* **Tarea**: ¿Puedes reproducir tal cual, del texto sobre las cajas de ahorros, el tramo que va desde "Al día siguiente, el" hasta "sería la fusión."?

Según han confirmado fuentes de la negociación, incluso se han mantenido algunos contactos que no se pueden considerar formales, pero se trabajará en la integración y no en la fusión de las tres cajas que han quedado al margen del proceso iniciado por Caja España y Caja Duero.
El pasado 12 de noviembre los secretarios generales del PSOE en Burgos, Segovia y Ávila instaron a las cajas de ahorros de estas provincias a iniciar un proceso de fusión, tras el rechazo de Caja Burgos a unirse con Caja Duero y Caja España.
Al día siguiente, el presidente de Caja Segovia, Atilano Soto, explicó que la entidad segoviana había mantenido silencio y no se había acercado a Caja Burgos con el fin de no contaminar el proceso de fusión, fallido al final, con Caja España y Caja Duero.
Soto se manifiesta ahora "encantado" de poder hablar con Caja Burgos "sin excluir otras conversaciones" y sin sacar tampoco del diálogo a Caja Ávila.
Esta senda es la que se está siguiendo, en opinión de fuentes cercanas a la negociación, que perciben cierta prisa para el inicio de los encuentros serios en los que puedan trabajar las tres partes, que nunca sería la fusión.
El acuerdo a discutir será la fórmula de integración, prácticamente la misma que suscribieron PP y PSOE-PSCYL, así como los representantes de los agentes sociales CECALE y CC.OO, pero que no recibió el visto bueno de los consejos de administración, hace un año.

* **Listado proporcionado**:
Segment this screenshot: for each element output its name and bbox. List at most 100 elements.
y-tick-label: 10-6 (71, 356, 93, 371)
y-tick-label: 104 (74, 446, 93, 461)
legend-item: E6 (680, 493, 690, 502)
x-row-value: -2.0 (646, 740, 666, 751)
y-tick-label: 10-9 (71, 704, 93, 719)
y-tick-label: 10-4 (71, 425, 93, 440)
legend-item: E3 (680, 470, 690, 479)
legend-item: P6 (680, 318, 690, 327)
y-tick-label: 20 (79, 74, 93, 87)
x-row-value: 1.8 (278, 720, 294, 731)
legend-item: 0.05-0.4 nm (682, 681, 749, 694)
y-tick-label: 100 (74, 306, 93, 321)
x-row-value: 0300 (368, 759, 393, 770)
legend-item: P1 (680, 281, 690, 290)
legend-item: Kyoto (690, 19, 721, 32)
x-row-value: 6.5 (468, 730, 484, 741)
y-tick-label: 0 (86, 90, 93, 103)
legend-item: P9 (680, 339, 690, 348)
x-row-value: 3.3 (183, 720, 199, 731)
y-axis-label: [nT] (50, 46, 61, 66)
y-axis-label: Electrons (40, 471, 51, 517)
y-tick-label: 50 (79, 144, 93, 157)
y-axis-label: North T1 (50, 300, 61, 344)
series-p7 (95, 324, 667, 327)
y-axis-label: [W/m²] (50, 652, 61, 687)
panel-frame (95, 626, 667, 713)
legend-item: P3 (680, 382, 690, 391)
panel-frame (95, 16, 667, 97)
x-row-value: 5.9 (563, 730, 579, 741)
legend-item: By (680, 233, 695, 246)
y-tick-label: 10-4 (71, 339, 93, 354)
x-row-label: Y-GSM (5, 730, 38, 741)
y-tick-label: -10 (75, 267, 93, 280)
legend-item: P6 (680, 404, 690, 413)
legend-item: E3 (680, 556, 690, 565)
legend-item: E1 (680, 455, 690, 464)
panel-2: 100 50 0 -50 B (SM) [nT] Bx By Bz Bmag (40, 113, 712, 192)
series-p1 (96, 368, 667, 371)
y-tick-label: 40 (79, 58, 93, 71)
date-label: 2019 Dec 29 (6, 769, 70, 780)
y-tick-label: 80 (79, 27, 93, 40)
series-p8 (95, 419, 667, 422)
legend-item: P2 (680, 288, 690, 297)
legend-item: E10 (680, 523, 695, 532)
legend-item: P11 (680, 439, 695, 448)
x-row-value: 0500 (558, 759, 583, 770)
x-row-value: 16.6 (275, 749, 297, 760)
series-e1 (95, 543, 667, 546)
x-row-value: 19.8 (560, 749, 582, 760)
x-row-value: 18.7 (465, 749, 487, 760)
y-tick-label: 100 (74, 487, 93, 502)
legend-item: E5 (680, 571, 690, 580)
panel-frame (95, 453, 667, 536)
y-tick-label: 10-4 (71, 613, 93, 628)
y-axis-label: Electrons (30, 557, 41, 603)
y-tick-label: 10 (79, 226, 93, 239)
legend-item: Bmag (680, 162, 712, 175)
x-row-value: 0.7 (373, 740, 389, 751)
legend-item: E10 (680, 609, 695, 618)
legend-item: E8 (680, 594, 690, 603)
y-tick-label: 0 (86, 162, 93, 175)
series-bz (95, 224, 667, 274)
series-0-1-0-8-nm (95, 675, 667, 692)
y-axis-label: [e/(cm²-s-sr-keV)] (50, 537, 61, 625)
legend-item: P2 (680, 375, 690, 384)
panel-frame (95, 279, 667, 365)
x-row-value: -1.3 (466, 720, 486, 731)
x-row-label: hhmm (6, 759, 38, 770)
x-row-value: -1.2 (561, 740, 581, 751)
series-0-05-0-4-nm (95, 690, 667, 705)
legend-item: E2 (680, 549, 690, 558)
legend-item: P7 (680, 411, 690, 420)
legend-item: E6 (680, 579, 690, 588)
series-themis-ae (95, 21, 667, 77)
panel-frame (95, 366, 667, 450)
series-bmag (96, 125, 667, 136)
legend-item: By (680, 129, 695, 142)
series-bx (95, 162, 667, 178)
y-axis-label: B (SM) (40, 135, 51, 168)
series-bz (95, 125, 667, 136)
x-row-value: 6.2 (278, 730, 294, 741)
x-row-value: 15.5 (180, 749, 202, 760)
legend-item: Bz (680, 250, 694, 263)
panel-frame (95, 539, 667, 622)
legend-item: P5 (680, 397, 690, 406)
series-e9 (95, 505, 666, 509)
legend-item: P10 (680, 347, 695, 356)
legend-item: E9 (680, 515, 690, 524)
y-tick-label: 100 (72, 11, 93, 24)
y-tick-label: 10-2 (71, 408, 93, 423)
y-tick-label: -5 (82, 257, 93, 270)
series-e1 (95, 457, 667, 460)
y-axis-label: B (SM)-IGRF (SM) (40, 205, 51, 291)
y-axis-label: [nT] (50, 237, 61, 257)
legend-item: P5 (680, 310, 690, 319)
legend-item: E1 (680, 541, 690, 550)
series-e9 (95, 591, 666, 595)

* **Espacio de respuesta**:
Al día siguiente, el presidente de Caja Segovia, Atilano Soto, explicó que la entidad segoviana había mantenido silencio y no se había acercado a Caja Burgos con el fin de no contaminar el proceso de fusión, fallido al final, con Caja España y Caja Duero.
Soto se manifiesta ahora "encantado" de poder hablar con Caja Burgos "sin excluir otras conversaciones" y sin sacar tampoco del diálogo a Caja Ávila.
Esta senda es la que se está siguiendo, en opinión de fuentes cercanas a la negociación, que perciben cierta prisa para el inicio de los encuentros serios en los que puedan trabajar las tres partes, que nunca sería la fusión.